### Task to complete:
Look for the string "value" in the lines and copy each line that has it.

### Extracted records:
--- START ---

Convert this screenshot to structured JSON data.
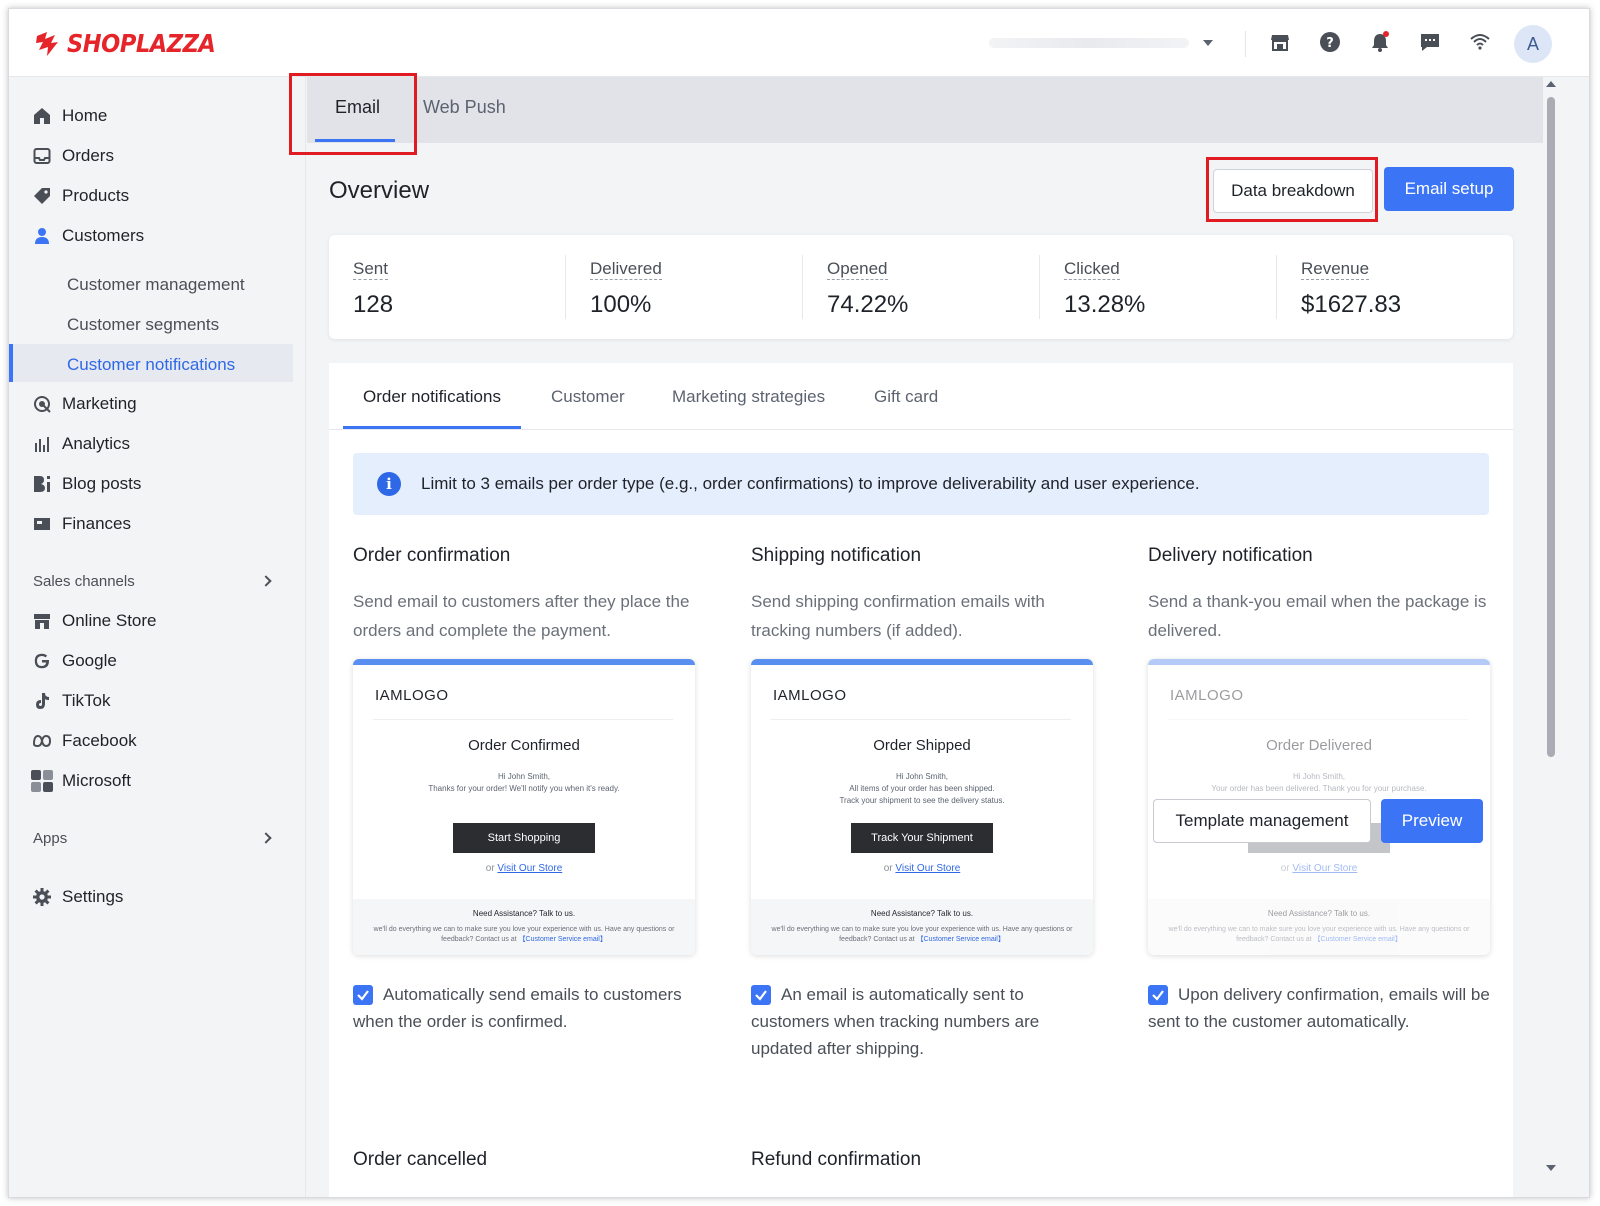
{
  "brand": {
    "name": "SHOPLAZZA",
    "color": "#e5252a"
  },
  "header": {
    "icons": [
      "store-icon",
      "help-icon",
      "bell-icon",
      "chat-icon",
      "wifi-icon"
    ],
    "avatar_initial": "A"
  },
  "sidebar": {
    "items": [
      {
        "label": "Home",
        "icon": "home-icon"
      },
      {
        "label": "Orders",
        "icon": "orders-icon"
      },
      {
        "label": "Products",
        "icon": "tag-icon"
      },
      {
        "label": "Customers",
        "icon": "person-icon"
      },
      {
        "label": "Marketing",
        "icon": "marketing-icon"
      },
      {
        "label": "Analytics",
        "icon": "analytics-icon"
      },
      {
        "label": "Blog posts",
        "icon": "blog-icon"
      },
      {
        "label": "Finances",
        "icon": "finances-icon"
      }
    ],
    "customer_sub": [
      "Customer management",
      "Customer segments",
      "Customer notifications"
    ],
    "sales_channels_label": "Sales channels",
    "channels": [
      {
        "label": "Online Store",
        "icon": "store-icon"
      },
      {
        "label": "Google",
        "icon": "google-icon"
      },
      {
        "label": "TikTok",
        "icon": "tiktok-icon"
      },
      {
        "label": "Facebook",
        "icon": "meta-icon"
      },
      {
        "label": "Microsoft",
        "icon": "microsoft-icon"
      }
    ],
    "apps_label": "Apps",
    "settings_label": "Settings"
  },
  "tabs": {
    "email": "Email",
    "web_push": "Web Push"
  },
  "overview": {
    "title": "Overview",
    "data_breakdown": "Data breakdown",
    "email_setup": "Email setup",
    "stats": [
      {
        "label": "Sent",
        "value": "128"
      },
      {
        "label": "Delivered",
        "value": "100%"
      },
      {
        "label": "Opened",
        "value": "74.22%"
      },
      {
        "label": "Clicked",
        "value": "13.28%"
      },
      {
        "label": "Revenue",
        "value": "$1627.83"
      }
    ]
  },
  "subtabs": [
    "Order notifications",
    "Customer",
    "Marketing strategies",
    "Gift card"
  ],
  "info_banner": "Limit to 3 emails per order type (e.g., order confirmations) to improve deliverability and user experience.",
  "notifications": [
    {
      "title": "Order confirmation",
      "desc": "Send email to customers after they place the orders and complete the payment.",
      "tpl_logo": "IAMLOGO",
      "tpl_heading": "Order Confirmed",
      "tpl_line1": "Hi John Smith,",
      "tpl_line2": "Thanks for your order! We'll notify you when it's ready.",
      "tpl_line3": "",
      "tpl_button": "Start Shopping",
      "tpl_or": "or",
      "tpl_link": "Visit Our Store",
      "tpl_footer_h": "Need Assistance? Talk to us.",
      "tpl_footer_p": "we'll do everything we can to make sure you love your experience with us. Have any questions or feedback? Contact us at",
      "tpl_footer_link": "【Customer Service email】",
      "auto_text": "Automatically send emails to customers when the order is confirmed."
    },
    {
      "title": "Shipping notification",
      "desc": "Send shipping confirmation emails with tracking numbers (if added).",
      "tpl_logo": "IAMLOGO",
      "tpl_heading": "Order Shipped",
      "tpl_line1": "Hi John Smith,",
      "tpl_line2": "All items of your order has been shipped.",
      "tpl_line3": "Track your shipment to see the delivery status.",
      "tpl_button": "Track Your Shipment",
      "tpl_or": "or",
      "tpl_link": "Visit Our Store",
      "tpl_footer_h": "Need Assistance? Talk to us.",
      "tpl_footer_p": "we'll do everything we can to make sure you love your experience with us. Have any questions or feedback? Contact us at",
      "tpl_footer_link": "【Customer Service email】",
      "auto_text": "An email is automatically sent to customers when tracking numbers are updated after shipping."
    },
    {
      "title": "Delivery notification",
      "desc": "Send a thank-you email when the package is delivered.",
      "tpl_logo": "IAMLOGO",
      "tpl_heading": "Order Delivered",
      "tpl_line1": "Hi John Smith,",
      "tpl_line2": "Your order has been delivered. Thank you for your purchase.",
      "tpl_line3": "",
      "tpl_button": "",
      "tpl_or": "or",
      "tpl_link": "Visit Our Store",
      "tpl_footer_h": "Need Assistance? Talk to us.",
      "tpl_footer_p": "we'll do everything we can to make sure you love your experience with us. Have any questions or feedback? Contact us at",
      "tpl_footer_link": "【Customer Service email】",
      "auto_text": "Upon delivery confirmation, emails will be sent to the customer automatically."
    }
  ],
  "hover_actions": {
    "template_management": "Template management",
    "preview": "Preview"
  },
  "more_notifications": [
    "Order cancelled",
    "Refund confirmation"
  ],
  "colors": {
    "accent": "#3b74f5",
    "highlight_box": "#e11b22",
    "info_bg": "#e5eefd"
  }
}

--- END ---

### Task response:
        "value": "128"
        "value": "100%"
        "value": "74.22%"
        "value": "13.28%"
        "value": "$1627.83"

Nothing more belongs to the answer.